**RECORD EXTRACTS**

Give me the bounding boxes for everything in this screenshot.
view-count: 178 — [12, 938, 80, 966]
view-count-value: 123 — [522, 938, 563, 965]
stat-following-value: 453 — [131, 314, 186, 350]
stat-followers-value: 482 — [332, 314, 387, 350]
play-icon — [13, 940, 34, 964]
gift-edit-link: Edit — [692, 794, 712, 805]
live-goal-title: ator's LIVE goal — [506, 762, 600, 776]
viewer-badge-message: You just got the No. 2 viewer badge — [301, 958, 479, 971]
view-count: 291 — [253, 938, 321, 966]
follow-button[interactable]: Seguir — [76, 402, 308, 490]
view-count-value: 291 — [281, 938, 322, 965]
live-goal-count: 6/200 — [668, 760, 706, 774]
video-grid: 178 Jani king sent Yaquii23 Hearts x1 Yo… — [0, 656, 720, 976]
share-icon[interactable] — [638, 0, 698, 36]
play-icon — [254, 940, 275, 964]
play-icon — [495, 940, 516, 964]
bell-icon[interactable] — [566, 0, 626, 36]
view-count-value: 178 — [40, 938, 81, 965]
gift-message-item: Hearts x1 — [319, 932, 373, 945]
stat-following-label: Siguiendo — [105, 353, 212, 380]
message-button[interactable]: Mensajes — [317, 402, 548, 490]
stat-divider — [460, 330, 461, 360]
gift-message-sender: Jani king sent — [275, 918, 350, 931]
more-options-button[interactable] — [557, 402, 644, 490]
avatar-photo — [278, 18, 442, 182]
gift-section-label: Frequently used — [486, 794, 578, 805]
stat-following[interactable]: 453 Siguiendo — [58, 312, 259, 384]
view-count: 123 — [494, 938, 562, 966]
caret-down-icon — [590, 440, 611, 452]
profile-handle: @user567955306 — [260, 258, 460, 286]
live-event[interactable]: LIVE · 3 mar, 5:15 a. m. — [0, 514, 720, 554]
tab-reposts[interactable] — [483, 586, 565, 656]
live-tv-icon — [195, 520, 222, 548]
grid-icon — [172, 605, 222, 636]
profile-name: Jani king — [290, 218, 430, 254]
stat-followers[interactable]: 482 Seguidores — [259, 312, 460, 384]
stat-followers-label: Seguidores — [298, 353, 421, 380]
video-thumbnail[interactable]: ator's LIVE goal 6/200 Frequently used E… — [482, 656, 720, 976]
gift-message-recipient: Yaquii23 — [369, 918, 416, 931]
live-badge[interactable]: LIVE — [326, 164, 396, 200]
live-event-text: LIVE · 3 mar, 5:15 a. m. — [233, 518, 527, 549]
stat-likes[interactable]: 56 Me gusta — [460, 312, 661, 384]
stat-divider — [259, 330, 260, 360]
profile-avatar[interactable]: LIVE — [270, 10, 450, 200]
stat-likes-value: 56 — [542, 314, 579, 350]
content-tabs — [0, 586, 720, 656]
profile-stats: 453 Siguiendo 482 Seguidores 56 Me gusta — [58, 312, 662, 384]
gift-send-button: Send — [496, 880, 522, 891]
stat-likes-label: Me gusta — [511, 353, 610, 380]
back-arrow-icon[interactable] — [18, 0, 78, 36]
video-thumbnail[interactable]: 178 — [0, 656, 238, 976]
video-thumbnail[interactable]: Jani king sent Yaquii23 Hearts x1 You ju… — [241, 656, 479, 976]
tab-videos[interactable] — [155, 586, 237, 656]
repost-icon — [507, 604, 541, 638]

**WORK TO DO**
Reproduce all of the material above word for word, keeping every line in its original order.

**OUTPUT OF THE TASK**
Give me the bounding boxes for everything in this screenshot.
view-count: 178 — [12, 938, 80, 966]
view-count-value: 123 — [522, 938, 563, 965]
stat-following-value: 453 — [131, 314, 186, 350]
stat-followers-value: 482 — [332, 314, 387, 350]
play-icon — [13, 940, 34, 964]
gift-edit-link: Edit — [692, 794, 712, 805]
live-goal-title: ator's LIVE goal — [506, 762, 600, 776]
viewer-badge-message: You just got the No. 2 viewer badge — [301, 958, 479, 971]
view-count: 291 — [253, 938, 321, 966]
follow-button[interactable]: Seguir — [76, 402, 308, 490]
view-count-value: 291 — [281, 938, 322, 965]
live-goal-count: 6/200 — [668, 760, 706, 774]
video-grid: 178 Jani king sent Yaquii23 Hearts x1 Yo… — [0, 656, 720, 976]
share-icon[interactable] — [638, 0, 698, 36]
play-icon — [254, 940, 275, 964]
play-icon — [495, 940, 516, 964]
bell-icon[interactable] — [566, 0, 626, 36]
view-count-value: 178 — [40, 938, 81, 965]
gift-message-item: Hearts x1 — [319, 932, 373, 945]
stat-following-label: Siguiendo — [105, 353, 212, 380]
message-button[interactable]: Mensajes — [317, 402, 548, 490]
stat-divider — [460, 330, 461, 360]
gift-message-sender: Jani king sent — [275, 918, 350, 931]
more-options-button[interactable] — [557, 402, 644, 490]
avatar-photo — [278, 18, 442, 182]
gift-section-label: Frequently used — [486, 794, 578, 805]
stat-following[interactable]: 453 Siguiendo — [58, 312, 259, 384]
view-count: 123 — [494, 938, 562, 966]
caret-down-icon — [590, 440, 611, 452]
profile-handle: @user567955306 — [260, 258, 460, 286]
live-event[interactable]: LIVE · 3 mar, 5:15 a. m. — [0, 514, 720, 554]
tab-reposts[interactable] — [483, 586, 565, 656]
live-tv-icon — [195, 520, 222, 548]
grid-icon — [172, 605, 222, 636]
profile-name: Jani king — [290, 218, 430, 254]
stat-followers[interactable]: 482 Seguidores — [259, 312, 460, 384]
stat-followers-label: Seguidores — [298, 353, 421, 380]
video-thumbnail[interactable]: ator's LIVE goal 6/200 Frequently used E… — [482, 656, 720, 976]
gift-message-recipient: Yaquii23 — [369, 918, 416, 931]
live-badge[interactable]: LIVE — [326, 164, 396, 200]
live-event-text: LIVE · 3 mar, 5:15 a. m. — [233, 518, 527, 549]
stat-likes[interactable]: 56 Me gusta — [460, 312, 661, 384]
stat-divider — [259, 330, 260, 360]
profile-avatar[interactable]: LIVE — [270, 10, 450, 200]
stat-likes-value: 56 — [542, 314, 579, 350]
content-tabs — [0, 586, 720, 656]
profile-stats: 453 Siguiendo 482 Seguidores 56 Me gusta — [58, 312, 662, 384]
gift-send-button: Send — [496, 880, 522, 891]
stat-likes-label: Me gusta — [511, 353, 610, 380]
back-arrow-icon[interactable] — [18, 0, 78, 36]
video-thumbnail[interactable]: 178 — [0, 656, 238, 976]
video-thumbnail[interactable]: Jani king sent Yaquii23 Hearts x1 You ju… — [241, 656, 479, 976]
tab-videos[interactable] — [155, 586, 237, 656]
repost-icon — [507, 604, 541, 638]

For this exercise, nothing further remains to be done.